GOAL: Each line below either holds the string "handle" or doesn't. Count those that do and give only the number.

(Stored data entries)
[start]

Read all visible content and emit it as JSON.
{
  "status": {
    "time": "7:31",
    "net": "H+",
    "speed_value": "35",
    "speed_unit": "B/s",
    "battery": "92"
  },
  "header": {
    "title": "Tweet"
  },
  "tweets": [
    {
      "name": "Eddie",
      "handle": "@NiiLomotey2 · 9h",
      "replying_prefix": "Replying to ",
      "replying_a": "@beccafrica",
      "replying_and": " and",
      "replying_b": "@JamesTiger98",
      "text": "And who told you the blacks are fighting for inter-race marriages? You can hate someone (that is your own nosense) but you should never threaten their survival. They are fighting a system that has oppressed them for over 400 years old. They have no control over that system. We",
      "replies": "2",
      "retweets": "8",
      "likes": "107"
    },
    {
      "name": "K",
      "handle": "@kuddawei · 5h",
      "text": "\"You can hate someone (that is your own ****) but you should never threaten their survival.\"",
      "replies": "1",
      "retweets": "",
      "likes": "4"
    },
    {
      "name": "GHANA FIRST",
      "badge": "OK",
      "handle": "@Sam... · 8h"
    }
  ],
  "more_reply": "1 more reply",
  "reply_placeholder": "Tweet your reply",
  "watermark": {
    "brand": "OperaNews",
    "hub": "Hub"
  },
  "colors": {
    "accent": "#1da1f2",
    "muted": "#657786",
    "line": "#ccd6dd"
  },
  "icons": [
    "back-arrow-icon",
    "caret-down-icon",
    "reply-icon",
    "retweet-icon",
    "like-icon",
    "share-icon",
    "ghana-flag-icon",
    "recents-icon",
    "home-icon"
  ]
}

[end]
[start]

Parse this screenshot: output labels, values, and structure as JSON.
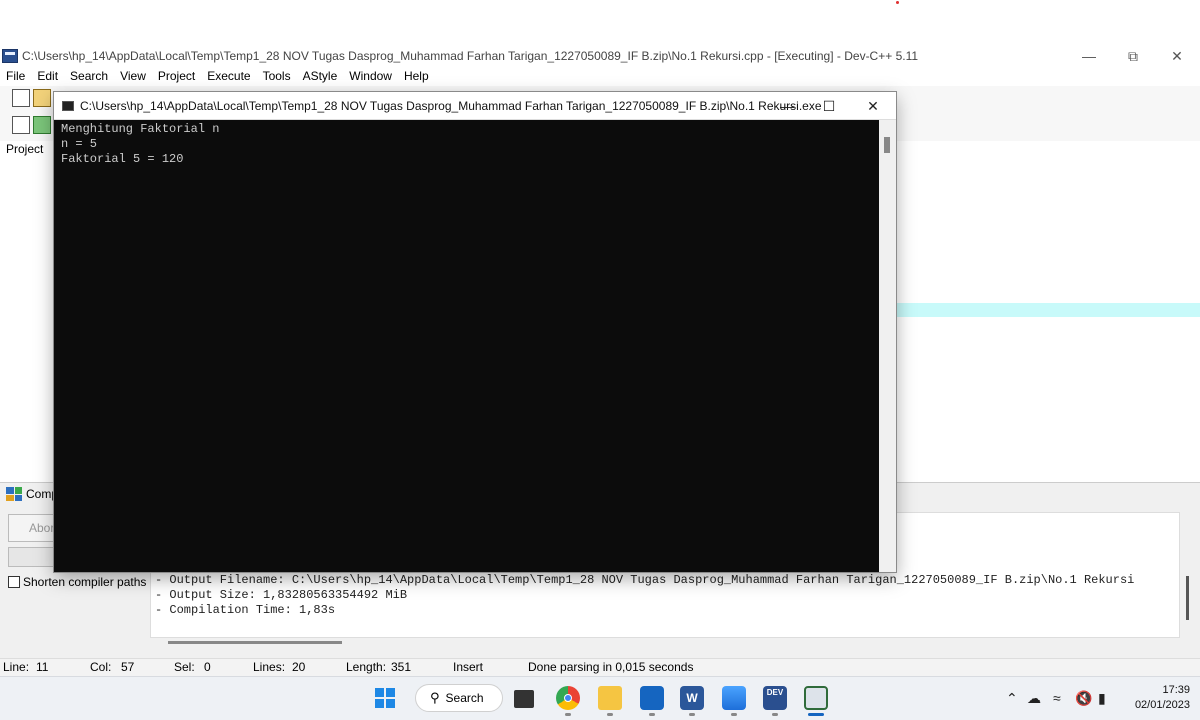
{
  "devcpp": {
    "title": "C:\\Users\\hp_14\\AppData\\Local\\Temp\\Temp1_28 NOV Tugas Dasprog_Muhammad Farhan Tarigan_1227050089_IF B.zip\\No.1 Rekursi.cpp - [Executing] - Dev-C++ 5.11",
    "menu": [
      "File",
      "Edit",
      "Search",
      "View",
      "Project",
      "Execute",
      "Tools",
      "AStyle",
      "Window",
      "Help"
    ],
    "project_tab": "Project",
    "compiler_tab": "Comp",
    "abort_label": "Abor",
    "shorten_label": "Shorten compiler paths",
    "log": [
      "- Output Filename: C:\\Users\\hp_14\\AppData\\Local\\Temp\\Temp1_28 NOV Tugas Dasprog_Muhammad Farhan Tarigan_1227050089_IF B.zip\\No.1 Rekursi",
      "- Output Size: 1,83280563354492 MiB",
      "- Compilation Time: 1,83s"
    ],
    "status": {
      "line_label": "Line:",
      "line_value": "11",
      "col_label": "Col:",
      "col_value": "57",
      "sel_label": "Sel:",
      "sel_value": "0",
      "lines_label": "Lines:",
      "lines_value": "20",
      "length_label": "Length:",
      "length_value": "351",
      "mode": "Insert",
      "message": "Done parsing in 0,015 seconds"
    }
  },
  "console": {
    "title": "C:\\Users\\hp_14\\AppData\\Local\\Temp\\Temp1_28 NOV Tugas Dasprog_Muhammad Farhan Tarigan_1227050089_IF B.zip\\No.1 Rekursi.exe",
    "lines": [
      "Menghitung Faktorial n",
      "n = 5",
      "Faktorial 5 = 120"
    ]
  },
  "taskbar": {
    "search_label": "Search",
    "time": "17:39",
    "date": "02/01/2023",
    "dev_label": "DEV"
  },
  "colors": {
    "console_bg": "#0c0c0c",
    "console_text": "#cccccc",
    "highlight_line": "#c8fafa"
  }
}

[end]
[start]

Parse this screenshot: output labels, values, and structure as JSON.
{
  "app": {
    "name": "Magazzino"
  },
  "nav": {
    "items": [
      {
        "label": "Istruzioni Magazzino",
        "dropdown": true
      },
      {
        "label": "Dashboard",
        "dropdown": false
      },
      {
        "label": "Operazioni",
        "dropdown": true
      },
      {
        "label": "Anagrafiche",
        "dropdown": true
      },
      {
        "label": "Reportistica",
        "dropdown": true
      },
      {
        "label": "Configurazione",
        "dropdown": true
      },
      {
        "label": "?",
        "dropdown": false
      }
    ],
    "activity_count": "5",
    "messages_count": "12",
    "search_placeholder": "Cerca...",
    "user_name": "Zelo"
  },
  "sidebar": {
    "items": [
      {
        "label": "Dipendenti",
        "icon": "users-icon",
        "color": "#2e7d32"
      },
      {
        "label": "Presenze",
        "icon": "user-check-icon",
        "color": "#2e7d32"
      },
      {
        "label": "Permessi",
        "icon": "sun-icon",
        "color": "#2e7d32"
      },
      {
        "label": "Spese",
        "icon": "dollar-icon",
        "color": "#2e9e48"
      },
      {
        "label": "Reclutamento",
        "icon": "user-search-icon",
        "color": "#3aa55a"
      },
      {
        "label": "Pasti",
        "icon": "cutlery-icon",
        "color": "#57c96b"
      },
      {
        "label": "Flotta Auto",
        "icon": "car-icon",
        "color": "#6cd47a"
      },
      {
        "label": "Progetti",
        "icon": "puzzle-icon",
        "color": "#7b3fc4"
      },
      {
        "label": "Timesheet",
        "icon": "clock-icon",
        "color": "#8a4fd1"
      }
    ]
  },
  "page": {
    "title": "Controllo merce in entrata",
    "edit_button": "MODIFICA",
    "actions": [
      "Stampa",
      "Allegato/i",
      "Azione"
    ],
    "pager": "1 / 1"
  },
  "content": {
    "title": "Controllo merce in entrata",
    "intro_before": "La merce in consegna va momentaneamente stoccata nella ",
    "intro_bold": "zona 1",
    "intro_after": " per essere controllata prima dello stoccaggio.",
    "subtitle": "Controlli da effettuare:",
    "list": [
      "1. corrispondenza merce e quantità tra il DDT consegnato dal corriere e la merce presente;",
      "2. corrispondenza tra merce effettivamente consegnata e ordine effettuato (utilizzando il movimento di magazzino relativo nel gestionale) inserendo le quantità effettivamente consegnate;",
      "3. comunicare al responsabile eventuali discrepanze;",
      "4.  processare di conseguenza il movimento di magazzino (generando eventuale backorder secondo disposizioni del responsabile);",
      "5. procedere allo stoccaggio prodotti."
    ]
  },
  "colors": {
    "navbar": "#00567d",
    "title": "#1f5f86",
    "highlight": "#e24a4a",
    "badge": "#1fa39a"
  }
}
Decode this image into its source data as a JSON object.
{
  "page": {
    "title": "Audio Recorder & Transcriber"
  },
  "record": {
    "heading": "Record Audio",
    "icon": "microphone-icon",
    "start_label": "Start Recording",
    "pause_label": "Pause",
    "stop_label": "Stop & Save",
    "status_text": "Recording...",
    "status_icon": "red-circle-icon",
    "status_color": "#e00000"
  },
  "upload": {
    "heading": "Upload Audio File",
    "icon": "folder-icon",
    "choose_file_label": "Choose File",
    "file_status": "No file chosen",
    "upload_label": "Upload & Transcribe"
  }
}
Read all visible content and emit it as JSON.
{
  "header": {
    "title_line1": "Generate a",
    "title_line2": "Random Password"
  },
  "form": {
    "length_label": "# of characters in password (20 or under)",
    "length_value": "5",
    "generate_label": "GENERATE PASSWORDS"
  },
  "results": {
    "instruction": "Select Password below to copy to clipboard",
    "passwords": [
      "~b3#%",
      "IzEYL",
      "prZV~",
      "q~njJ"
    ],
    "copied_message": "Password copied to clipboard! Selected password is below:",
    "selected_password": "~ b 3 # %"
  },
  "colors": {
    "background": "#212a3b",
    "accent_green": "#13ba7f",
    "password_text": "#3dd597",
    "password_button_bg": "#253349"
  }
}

[end]

RESPONSE FOR THIS EXERCISE: 3